◆ EXERCISE OBJECTIVE ◆
Output the material below in its entirety, exactly as given.

◆ AVAILABLE RECORDS ◆
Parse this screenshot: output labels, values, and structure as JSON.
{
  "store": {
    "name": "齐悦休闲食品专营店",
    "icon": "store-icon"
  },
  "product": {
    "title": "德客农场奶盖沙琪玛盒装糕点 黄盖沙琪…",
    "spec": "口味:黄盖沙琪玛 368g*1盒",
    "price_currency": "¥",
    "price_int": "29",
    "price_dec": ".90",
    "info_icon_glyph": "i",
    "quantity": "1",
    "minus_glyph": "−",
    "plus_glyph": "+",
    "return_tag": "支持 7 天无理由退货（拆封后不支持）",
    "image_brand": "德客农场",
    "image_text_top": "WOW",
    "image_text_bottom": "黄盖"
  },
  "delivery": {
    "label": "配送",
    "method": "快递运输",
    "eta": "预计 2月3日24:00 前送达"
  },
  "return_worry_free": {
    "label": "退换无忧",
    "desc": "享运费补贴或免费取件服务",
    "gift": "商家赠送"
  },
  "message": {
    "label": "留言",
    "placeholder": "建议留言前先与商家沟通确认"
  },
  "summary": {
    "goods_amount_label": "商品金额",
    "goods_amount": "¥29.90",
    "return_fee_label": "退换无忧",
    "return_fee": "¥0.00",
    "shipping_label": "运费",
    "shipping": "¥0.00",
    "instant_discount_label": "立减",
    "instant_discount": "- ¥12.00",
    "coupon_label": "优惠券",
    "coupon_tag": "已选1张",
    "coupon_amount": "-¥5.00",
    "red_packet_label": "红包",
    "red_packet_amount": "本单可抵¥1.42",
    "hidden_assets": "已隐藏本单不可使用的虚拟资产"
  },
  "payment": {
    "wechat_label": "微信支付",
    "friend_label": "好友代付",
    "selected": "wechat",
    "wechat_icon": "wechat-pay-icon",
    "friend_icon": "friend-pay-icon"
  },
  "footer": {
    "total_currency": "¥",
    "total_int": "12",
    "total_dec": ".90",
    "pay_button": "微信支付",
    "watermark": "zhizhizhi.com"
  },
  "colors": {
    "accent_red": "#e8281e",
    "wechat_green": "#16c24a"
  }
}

◆ EXERCISE OUTPUT ◆
Parse this screenshot: output labels, values, and structure as JSON.
{
  "store": {
    "name": "齐悦休闲食品专营店",
    "icon": "store-icon"
  },
  "product": {
    "title": "德客农场奶盖沙琪玛盒装糕点 黄盖沙琪…",
    "spec": "口味:黄盖沙琪玛 368g*1盒",
    "price_currency": "¥",
    "price_int": "29",
    "price_dec": ".90",
    "info_icon_glyph": "i",
    "quantity": "1",
    "minus_glyph": "−",
    "plus_glyph": "+",
    "return_tag": "支持 7 天无理由退货（拆封后不支持）",
    "image_brand": "德客农场",
    "image_text_top": "WOW",
    "image_text_bottom": "黄盖"
  },
  "delivery": {
    "label": "配送",
    "method": "快递运输",
    "eta": "预计 2月3日24:00 前送达"
  },
  "return_worry_free": {
    "label": "退换无忧",
    "desc": "享运费补贴或免费取件服务",
    "gift": "商家赠送"
  },
  "message": {
    "label": "留言",
    "placeholder": "建议留言前先与商家沟通确认"
  },
  "summary": {
    "goods_amount_label": "商品金额",
    "goods_amount": "¥29.90",
    "return_fee_label": "退换无忧",
    "return_fee": "¥0.00",
    "shipping_label": "运费",
    "shipping": "¥0.00",
    "instant_discount_label": "立减",
    "instant_discount": "- ¥12.00",
    "coupon_label": "优惠券",
    "coupon_tag": "已选1张",
    "coupon_amount": "-¥5.00",
    "red_packet_label": "红包",
    "red_packet_amount": "本单可抵¥1.42",
    "hidden_assets": "已隐藏本单不可使用的虚拟资产"
  },
  "payment": {
    "wechat_label": "微信支付",
    "friend_label": "好友代付",
    "selected": "wechat",
    "wechat_icon": "wechat-pay-icon",
    "friend_icon": "friend-pay-icon"
  },
  "footer": {
    "total_currency": "¥",
    "total_int": "12",
    "total_dec": ".90",
    "pay_button": "微信支付",
    "watermark": "zhizhizhi.com"
  },
  "colors": {
    "accent_red": "#e8281e",
    "wechat_green": "#16c24a"
  }
}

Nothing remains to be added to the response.